Without the pictures, set down the records below word for word.

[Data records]
'''
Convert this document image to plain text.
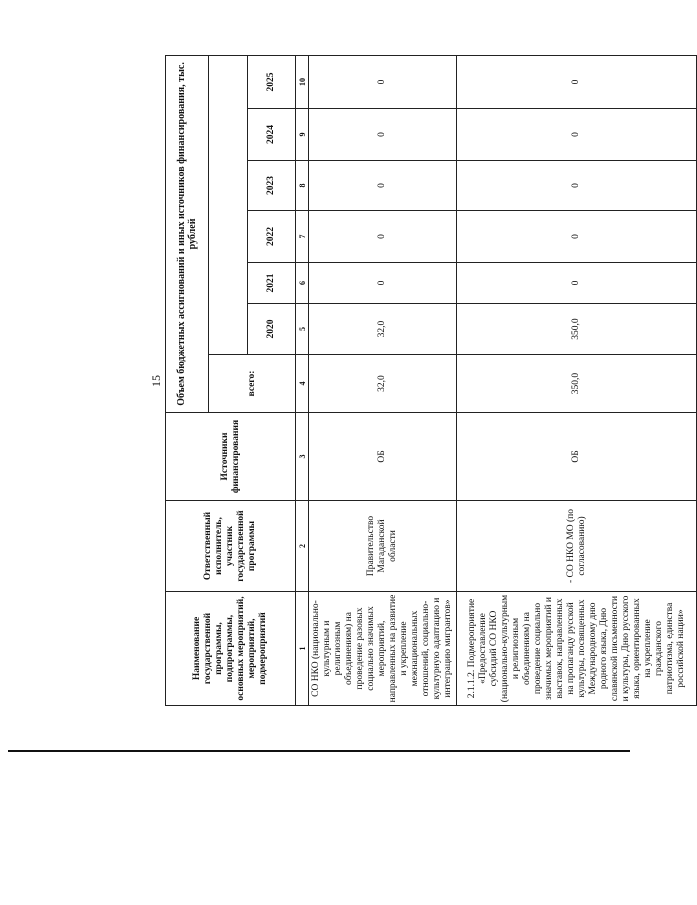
15
Наименование государственной программы, подпрограммы, основных мероприятий, мероприятий, подмероприятий	Ответственный исполнитель, участник государственной программы	Источники финансирования	Объем бюджетных ассигнований и иных источников финансирования, тыс. рублей						
			всего:						
				2020	2021	2022	2023	2024	2025
1	2	3	4	5	6	7	8	9	10
СО НКО (национально-культурным и религиозным объединениям) на проведение разовых социально значимых мероприятий, направленных на развитие и укрепление межнациональных отношений, социально-культурную адаптацию и интеграцию мигрантов»	Правительство Магаданской области	ОБ	32,0	32,0	0	0	0	0	0
2.1.1.2. Подмероприятие «Предоставление субсидий СО НКО (национально-культурным и религиозным объединениям) на проведение социально значимых мероприятий и выставок, направленных на пропаганду русской культуры, посвященных Международному дню родного языка, Дню славянской письменности и культуры, Дню русского языка, ориентированных на укрепление гражданского патриотизма, единства российской нации»	- СО НКО МО (по согласованию)	ОБ	350,0	350,0	0	0	0	0	0
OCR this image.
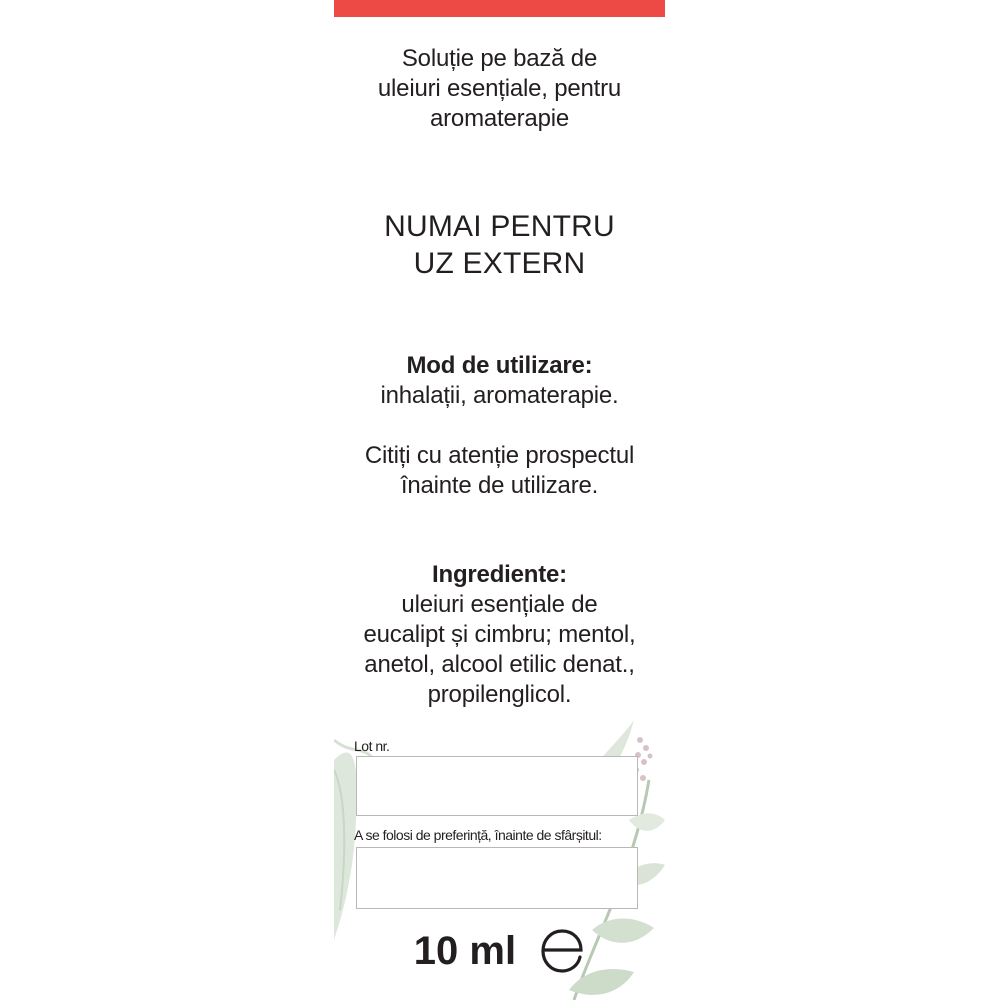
Soluție pe bază de
uleiuri esențiale, pentru
aromaterapie
NUMAI PENTRU
UZ EXTERN
Mod de utilizare:
inhalații, aromaterapie.
Citiți cu atenție prospectul
înainte de utilizare.
Ingrediente:
uleiuri esențiale de
eucalipt și cimbru; mentol,
anetol, alcool etilic denat.,
propilenglicol.
Lot nr.
A se folosi de preferință, înainte de sfârșitul:
10 ml
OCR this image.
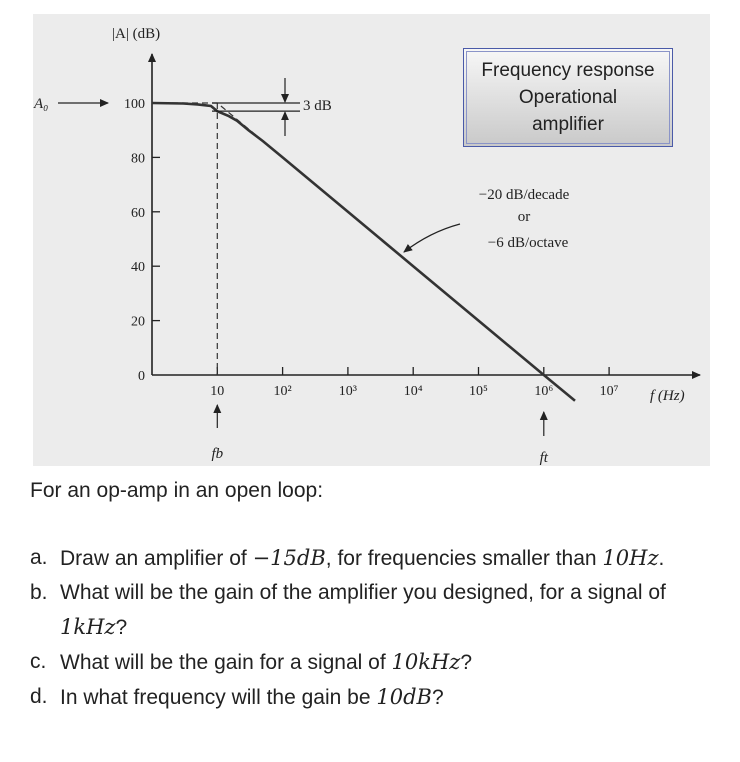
|A| (dB)
f (Hz)
0
20
40
60
80
100
10	10²	10³	10⁴	10⁵	10⁶	10⁷
A₀	3 dB
−20 dB/decade
or
−6 dB/octave
fb	ft
Frequency response
Operational
amplifier
For an op-amp in an open loop:
a. Draw an amplifier of −15dB, for frequencies smaller than 10Hz.
b. What will be the gain of the amplifier you designed, for a signal of 1kHz?
c. What will be the gain for a signal of 10kHz?
d. In what frequency will the gain be 10dB?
'''
» **The solution**:
Convert this document image to plain text.
15
Наименование государственной программы, подпрограммы, основных мероприятий, мероприятий, подмероприятий	Ответственный исполнитель, участник государственной программы	Источники финансирования	Объем бюджетных ассигнований и иных источников финансирования, тыс. рублей						
			всего:						
				2020	2021	2022	2023	2024	2025
1	2	3	4	5	6	7	8	9	10
СО НКО (национально-культурным и религиозным объединениям) на проведение разовых социально значимых мероприятий, направленных на развитие и укрепление межнациональных отношений, социально-культурную адаптацию и интеграцию мигрантов»	Правительство Магаданской области	ОБ	32,0	32,0	0	0	0	0	0
2.1.1.2. Подмероприятие «Предоставление субсидий СО НКО (национально-культурным и религиозным объединениям) на проведение социально значимых мероприятий и выставок, направленных на пропаганду русской культуры, посвященных Международному дню родного языка, Дню славянской письменности и культуры, Дню русского языка, ориентированных на укрепление гражданского патриотизма, единства российской нации»	- СО НКО МО (по согласованию)	ОБ	350,0	350,0	0	0	0	0	0
OCR this image.
Soluție pe bază de
uleiuri esențiale, pentru
aromaterapie
NUMAI PENTRU
UZ EXTERN
Mod de utilizare:
inhalații, aromaterapie.
Citiți cu atenție prospectul
înainte de utilizare.
Ingrediente:
uleiuri esențiale de
eucalipt și cimbru; mentol,
anetol, alcool etilic denat.,
propilenglicol.
Lot nr.
A se folosi de preferință, înainte de sfârșitul:
10 ml
OCR this image.
|A| (dB)
f (Hz)
0
20
40
60
80
100
10	10²	10³	10⁴	10⁵	10⁶	10⁷
A₀	3 dB
−20 dB/decade
or
−6 dB/octave
fb	ft
Frequency response
Operational
amplifier
For an op-amp in an open loop:
a. Draw an amplifier of −15dB, for frequencies smaller than 10Hz.
b. What will be the gain of the amplifier you designed, for a signal of 1kHz?
c. What will be the gain for a signal of 10kHz?
d. In what frequency will the gain be 10dB?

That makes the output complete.